To be done: All lines featuring the string "charging" are to be listed.

[Dataset items]
########

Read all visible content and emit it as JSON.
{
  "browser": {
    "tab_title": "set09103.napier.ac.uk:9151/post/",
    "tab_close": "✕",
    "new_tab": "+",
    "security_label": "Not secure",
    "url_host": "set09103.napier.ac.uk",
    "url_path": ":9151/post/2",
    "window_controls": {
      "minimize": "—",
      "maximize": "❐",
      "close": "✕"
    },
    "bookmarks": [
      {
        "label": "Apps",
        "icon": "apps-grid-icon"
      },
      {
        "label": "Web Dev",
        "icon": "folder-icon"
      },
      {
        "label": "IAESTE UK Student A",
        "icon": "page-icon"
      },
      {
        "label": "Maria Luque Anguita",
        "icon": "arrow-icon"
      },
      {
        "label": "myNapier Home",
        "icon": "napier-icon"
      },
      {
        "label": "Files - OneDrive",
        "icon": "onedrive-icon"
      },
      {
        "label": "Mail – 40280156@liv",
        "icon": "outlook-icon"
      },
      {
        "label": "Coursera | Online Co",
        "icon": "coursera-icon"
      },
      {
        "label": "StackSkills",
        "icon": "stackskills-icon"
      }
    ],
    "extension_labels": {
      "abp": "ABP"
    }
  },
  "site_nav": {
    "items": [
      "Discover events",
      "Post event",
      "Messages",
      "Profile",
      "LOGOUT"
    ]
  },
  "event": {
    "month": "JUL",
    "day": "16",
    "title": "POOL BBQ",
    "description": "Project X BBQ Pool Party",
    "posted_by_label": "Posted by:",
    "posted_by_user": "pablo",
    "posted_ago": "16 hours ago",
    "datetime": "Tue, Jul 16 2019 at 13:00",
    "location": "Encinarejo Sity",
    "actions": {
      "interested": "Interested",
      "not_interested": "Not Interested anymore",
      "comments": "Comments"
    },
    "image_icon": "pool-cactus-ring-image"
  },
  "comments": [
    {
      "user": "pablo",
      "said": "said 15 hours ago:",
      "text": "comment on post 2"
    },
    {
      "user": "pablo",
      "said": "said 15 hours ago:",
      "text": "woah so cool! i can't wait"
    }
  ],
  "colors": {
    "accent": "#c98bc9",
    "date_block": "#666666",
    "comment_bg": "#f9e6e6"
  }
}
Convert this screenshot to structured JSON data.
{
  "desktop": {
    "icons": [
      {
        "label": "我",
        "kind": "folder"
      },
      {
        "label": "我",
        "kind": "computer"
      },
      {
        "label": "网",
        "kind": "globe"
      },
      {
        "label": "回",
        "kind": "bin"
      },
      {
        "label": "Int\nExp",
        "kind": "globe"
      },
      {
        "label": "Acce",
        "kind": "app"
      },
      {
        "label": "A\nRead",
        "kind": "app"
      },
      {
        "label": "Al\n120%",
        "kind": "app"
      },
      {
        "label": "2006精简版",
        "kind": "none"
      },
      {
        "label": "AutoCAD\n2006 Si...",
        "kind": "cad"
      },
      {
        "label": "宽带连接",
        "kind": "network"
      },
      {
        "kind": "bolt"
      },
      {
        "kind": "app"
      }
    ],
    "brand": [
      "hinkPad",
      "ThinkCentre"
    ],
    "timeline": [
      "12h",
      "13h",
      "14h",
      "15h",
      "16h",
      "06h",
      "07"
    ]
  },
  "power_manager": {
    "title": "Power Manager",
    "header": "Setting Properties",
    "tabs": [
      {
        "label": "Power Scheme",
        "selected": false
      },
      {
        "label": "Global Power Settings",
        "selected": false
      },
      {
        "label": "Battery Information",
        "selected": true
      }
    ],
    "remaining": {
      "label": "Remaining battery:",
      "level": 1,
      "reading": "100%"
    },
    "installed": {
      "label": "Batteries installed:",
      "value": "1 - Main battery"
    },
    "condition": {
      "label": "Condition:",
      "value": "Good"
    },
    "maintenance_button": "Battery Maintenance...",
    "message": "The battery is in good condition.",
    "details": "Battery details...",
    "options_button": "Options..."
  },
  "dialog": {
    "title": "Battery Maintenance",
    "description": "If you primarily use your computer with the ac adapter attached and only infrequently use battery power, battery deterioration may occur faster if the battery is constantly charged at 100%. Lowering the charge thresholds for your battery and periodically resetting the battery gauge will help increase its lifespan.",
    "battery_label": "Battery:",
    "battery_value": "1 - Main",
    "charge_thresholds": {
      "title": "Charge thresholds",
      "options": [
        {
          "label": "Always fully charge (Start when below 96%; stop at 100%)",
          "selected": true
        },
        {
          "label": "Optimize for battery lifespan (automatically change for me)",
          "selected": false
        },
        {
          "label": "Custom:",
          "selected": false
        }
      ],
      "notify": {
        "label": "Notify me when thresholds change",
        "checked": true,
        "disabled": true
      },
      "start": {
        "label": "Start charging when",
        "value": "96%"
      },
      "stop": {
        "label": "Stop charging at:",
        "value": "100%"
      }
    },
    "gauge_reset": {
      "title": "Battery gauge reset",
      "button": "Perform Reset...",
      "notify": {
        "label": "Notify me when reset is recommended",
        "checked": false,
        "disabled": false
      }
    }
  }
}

########

Completed exercise:
        "label": "Start charging when",
        "label": "Stop charging at:",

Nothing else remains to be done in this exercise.